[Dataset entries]

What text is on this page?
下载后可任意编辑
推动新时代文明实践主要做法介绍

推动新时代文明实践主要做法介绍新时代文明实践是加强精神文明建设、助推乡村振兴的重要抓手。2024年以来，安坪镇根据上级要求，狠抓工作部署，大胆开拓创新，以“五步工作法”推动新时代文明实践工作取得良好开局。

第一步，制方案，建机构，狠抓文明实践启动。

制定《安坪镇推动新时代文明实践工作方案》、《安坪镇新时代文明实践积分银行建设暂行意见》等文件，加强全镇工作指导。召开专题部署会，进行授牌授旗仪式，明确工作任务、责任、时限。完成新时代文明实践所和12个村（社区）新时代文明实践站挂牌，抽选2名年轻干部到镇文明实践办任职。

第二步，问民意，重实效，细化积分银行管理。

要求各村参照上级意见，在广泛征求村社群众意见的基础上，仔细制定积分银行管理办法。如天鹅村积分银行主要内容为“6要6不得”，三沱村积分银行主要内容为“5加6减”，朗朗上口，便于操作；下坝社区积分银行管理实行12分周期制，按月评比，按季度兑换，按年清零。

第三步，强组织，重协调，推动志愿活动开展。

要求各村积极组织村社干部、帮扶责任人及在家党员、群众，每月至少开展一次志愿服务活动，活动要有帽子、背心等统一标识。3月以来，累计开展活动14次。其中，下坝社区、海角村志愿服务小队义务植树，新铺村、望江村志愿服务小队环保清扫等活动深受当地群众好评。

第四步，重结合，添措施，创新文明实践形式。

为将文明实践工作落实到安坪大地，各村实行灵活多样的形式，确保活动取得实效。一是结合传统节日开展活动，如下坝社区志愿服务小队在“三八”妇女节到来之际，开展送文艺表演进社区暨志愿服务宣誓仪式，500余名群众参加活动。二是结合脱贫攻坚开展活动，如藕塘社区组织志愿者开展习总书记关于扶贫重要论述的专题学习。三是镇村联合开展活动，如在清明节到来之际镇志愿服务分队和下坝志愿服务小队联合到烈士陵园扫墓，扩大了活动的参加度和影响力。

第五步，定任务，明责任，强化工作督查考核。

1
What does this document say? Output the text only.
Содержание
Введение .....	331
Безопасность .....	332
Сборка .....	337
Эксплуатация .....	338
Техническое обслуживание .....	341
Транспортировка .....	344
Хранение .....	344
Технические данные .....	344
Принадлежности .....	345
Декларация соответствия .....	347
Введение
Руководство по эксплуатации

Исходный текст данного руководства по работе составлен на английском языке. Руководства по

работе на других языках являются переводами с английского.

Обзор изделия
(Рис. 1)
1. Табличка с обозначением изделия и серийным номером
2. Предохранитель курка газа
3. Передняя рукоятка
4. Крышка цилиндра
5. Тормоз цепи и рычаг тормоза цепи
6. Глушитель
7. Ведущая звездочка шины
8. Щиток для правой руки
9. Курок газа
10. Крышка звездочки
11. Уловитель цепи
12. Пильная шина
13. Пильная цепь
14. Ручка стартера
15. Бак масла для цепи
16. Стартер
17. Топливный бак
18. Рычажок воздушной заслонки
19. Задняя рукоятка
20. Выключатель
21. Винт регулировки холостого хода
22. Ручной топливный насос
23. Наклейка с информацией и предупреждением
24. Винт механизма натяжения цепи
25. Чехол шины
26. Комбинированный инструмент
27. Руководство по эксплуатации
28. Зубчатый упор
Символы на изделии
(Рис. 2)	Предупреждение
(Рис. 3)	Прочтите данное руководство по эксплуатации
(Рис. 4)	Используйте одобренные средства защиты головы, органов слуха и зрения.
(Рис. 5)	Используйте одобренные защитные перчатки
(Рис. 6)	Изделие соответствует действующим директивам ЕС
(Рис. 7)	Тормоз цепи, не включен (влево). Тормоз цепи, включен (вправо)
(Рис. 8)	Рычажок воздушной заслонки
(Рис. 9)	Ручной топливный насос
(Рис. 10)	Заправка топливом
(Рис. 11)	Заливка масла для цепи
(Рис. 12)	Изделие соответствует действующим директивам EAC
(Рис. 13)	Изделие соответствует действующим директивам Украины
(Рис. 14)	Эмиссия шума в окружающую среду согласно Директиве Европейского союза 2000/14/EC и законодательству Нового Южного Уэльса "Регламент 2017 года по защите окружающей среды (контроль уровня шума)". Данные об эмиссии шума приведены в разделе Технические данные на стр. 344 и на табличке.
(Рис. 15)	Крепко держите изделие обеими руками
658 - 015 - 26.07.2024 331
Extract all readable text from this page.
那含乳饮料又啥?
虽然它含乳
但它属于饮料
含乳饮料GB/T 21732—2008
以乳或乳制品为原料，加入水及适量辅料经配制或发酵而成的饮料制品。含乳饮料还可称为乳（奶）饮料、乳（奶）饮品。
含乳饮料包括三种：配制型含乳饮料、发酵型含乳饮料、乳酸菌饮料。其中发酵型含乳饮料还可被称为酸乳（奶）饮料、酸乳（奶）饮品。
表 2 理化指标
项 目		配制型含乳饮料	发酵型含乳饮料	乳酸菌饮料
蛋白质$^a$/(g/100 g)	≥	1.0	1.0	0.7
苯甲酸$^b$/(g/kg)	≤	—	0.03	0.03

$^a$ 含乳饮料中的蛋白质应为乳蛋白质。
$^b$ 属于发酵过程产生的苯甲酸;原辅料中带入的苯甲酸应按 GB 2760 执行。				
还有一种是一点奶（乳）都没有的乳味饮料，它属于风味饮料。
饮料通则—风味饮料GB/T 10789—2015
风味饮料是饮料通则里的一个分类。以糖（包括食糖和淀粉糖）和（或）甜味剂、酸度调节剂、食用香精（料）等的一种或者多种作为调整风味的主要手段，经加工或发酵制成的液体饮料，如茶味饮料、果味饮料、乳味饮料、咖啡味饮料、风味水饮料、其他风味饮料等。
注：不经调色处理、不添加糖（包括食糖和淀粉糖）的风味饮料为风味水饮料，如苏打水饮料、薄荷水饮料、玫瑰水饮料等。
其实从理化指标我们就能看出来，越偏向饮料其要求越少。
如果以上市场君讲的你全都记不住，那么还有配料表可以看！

:: Task ::
Single out each line of the records above with the string "Крышка" in it, and copy it.

:: Final result ::
4. Крышка цилиндра
10. Крышка звездочки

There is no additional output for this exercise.